Collected data
########

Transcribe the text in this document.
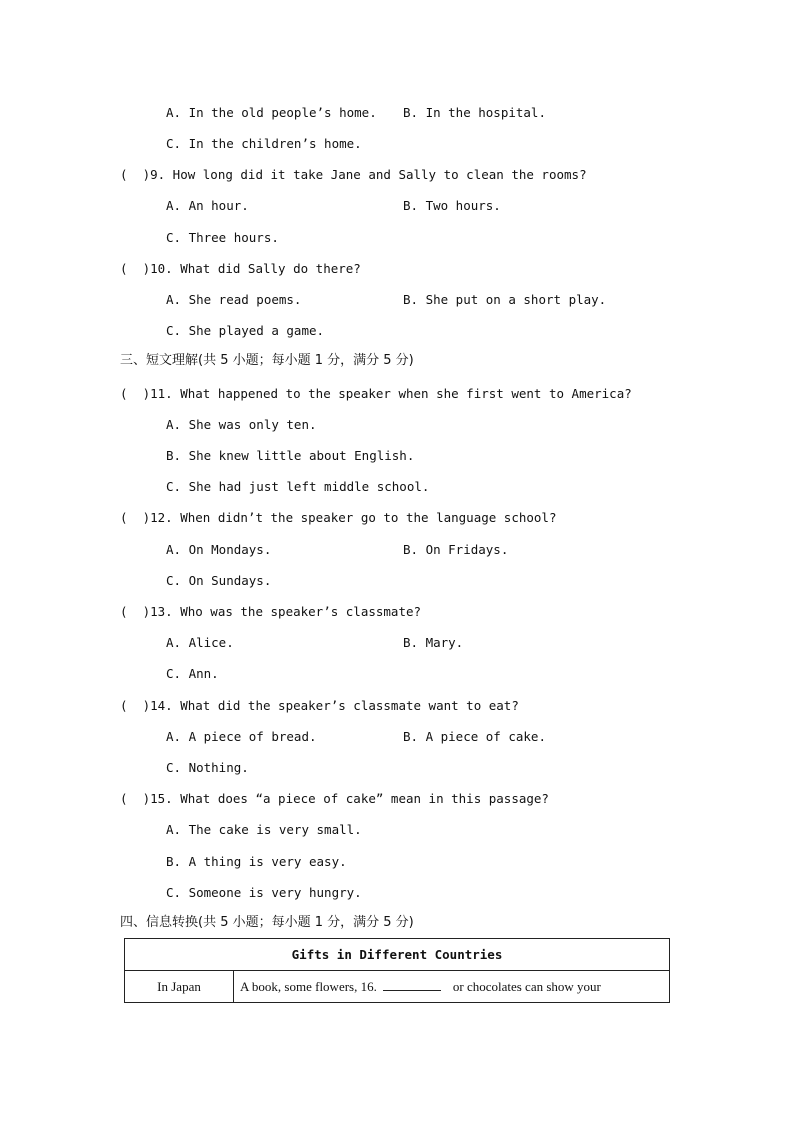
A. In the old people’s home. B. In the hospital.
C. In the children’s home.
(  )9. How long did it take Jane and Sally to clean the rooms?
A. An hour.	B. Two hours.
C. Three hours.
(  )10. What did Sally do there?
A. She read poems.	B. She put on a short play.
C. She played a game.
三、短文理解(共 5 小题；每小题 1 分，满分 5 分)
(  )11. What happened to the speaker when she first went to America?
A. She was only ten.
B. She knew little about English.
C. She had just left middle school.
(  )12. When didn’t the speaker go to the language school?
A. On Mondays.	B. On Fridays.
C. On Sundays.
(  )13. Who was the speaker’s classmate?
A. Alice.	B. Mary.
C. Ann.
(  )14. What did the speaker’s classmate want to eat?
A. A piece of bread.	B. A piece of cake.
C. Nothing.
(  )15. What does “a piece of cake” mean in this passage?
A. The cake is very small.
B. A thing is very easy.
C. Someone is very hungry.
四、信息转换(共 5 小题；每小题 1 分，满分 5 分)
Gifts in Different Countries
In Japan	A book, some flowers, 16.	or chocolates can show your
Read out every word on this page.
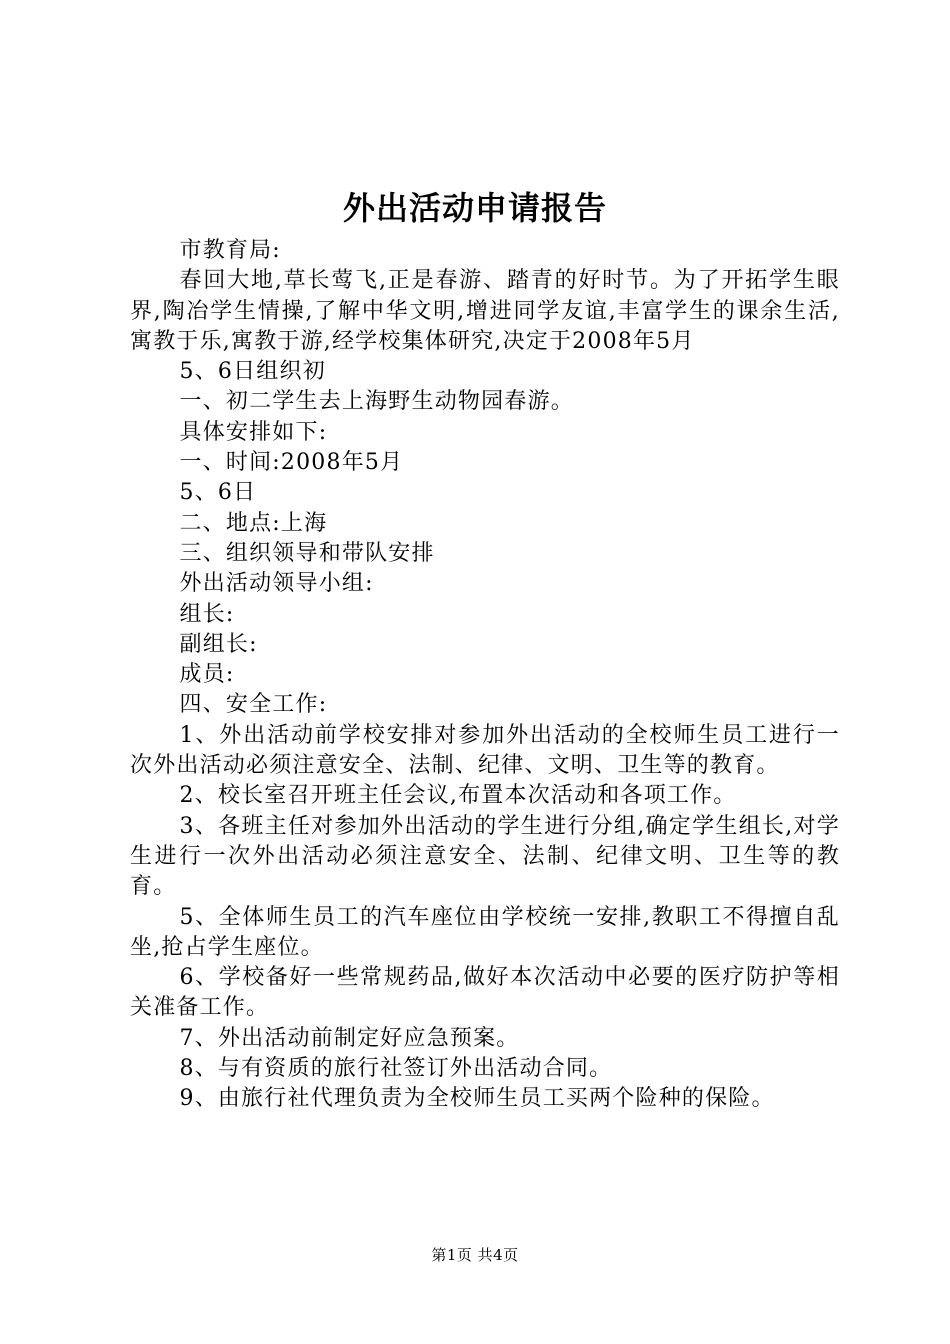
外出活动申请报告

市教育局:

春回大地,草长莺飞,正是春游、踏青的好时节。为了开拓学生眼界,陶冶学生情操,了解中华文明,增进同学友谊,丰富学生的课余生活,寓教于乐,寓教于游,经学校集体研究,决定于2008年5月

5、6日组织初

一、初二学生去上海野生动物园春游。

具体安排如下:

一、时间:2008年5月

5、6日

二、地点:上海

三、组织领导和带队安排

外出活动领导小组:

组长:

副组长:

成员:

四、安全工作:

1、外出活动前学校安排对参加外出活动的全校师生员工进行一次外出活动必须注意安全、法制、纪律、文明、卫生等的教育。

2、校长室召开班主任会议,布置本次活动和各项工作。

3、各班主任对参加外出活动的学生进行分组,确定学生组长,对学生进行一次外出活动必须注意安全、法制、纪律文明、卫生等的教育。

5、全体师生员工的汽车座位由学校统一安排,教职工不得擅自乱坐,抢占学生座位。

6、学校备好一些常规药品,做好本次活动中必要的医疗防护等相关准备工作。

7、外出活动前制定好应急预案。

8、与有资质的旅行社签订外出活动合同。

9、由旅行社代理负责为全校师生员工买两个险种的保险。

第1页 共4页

########

*Problem*: Find the line that contains "Read out every word on this page.", then write out that line and every line after it through the end of the records, exactly. Leave the pictures out.

*Result of this exercise*:
Read out every word on this page.
外出活动申请报告

市教育局:

春回大地,草长莺飞,正是春游、踏青的好时节。为了开拓学生眼界,陶冶学生情操,了解中华文明,增进同学友谊,丰富学生的课余生活,寓教于乐,寓教于游,经学校集体研究,决定于2008年5月

5、6日组织初

一、初二学生去上海野生动物园春游。

具体安排如下:

一、时间:2008年5月

5、6日

二、地点:上海

三、组织领导和带队安排

外出活动领导小组:

组长:

副组长:

成员:

四、安全工作:

1、外出活动前学校安排对参加外出活动的全校师生员工进行一次外出活动必须注意安全、法制、纪律、文明、卫生等的教育。

2、校长室召开班主任会议,布置本次活动和各项工作。

3、各班主任对参加外出活动的学生进行分组,确定学生组长,对学生进行一次外出活动必须注意安全、法制、纪律文明、卫生等的教育。

5、全体师生员工的汽车座位由学校统一安排,教职工不得擅自乱坐,抢占学生座位。

6、学校备好一些常规药品,做好本次活动中必要的医疗防护等相关准备工作。

7、外出活动前制定好应急预案。

8、与有资质的旅行社签订外出活动合同。

9、由旅行社代理负责为全校师生员工买两个险种的保险。

第1页 共4页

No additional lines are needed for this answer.